▸ **WHAT TO WORK ON**
List every line below containing "MORAN".

+++

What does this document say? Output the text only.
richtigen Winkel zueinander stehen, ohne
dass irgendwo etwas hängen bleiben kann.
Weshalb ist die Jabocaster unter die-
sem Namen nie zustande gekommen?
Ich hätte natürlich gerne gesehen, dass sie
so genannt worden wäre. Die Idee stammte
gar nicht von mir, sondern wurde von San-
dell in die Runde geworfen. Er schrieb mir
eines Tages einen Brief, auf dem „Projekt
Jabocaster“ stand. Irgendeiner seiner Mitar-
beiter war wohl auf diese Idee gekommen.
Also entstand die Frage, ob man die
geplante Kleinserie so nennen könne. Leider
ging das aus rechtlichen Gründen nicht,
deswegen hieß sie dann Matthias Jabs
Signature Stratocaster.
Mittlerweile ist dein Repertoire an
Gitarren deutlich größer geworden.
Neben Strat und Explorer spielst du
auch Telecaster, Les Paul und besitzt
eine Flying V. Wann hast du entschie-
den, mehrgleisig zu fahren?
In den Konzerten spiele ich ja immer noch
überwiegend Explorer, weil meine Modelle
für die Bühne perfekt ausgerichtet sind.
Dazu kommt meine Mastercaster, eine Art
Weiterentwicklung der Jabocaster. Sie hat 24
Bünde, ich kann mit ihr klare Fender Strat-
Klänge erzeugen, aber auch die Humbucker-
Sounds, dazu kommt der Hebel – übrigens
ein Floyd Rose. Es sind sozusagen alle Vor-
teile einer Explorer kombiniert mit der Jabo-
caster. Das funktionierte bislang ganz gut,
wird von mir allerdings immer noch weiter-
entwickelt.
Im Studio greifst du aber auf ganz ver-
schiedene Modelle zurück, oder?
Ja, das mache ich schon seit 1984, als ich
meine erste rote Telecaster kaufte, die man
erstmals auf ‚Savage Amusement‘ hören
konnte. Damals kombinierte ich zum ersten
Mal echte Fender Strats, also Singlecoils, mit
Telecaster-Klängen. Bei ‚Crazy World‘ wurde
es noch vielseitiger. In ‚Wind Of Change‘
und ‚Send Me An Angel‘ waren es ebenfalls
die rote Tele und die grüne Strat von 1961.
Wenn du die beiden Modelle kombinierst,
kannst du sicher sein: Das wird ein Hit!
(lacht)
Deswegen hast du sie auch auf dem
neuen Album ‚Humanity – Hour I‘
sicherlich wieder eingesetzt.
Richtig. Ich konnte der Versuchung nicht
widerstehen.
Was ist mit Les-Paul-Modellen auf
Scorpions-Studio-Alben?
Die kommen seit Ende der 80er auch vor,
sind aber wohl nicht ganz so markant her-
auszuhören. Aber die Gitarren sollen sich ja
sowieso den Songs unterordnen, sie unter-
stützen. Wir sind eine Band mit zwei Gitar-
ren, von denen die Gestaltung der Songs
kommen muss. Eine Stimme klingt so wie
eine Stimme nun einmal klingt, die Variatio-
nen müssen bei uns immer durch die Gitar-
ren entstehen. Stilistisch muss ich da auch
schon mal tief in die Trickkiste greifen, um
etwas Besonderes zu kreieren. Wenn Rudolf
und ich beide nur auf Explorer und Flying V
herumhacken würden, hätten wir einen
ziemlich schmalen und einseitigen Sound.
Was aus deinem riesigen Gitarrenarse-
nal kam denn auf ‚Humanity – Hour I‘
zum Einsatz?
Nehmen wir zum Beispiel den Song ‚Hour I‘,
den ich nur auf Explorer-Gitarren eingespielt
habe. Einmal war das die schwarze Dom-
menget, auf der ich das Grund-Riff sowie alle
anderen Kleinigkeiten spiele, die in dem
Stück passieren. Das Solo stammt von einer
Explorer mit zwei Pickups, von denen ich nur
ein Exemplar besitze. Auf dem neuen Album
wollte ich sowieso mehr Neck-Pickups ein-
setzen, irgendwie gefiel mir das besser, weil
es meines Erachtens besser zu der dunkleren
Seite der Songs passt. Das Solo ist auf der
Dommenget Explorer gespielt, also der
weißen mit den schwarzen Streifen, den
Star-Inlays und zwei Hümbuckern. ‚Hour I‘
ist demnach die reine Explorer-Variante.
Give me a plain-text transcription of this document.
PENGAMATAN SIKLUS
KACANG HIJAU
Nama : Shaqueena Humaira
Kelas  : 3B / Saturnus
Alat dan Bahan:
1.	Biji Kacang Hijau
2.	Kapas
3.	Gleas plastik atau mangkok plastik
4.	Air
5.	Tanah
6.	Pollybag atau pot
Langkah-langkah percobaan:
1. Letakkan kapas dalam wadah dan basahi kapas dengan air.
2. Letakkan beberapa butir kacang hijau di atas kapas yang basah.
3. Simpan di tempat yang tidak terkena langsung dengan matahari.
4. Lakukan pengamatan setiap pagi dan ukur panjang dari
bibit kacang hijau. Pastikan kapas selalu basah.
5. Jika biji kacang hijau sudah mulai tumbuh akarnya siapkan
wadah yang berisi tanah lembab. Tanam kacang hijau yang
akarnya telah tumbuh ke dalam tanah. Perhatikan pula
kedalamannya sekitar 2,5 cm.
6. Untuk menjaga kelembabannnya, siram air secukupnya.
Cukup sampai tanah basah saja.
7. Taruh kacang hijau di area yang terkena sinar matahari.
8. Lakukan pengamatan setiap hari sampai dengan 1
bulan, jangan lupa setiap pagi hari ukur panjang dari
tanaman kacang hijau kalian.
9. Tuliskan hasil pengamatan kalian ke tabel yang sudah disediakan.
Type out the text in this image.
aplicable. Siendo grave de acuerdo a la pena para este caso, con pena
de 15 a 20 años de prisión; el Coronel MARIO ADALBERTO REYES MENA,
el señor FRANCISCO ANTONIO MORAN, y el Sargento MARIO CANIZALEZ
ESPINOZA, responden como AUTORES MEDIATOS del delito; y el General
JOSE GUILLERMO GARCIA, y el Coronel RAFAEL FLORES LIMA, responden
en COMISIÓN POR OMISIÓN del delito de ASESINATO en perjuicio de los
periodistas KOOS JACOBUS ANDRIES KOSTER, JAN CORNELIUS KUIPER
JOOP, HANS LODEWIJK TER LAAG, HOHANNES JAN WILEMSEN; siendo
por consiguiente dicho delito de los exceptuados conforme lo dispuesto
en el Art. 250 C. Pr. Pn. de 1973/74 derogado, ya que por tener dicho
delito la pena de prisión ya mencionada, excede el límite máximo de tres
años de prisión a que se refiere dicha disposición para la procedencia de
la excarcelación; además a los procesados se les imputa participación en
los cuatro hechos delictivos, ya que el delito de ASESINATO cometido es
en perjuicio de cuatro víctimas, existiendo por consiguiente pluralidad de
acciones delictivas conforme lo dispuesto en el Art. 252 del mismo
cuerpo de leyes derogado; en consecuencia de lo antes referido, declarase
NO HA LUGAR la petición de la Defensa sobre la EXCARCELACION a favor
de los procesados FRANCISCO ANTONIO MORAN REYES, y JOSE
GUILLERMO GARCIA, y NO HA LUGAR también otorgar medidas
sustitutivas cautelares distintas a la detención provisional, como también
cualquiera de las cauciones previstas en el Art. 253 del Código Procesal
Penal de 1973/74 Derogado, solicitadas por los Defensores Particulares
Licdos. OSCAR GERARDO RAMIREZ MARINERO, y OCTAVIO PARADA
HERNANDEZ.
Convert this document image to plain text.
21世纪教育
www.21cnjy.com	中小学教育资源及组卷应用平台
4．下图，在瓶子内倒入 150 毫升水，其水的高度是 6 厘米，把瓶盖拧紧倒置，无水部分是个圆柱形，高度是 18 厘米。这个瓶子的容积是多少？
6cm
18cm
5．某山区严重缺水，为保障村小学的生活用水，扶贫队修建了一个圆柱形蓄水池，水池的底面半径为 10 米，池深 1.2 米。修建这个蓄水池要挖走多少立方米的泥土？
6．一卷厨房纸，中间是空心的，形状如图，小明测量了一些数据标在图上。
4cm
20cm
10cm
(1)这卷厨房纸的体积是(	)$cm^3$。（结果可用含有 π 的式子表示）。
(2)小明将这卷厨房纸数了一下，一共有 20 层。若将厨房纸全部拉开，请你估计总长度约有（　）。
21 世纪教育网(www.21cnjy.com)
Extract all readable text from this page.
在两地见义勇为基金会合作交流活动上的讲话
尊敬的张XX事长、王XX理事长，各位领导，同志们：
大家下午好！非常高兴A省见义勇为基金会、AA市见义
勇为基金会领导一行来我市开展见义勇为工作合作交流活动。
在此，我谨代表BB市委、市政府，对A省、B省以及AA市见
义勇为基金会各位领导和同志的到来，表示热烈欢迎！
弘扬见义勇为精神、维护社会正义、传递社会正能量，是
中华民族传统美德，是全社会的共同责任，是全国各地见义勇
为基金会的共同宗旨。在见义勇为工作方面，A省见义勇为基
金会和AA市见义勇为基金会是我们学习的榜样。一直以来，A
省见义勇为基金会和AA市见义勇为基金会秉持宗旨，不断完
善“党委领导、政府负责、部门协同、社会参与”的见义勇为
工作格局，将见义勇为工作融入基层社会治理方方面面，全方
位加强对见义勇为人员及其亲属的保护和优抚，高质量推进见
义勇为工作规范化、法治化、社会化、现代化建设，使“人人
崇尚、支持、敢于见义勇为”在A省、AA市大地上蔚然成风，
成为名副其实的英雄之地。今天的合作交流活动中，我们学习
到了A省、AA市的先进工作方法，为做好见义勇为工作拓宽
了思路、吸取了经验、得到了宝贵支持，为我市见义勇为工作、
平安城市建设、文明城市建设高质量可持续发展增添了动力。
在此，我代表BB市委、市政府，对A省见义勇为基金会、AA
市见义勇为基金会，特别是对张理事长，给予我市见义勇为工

+++

▸ **REPLY**
el señor FRANCISCO ANTONIO MORAN, y el Sargento MARIO CANIZALEZ
de los procesados FRANCISCO ANTONIO MORAN REYES, y JOSE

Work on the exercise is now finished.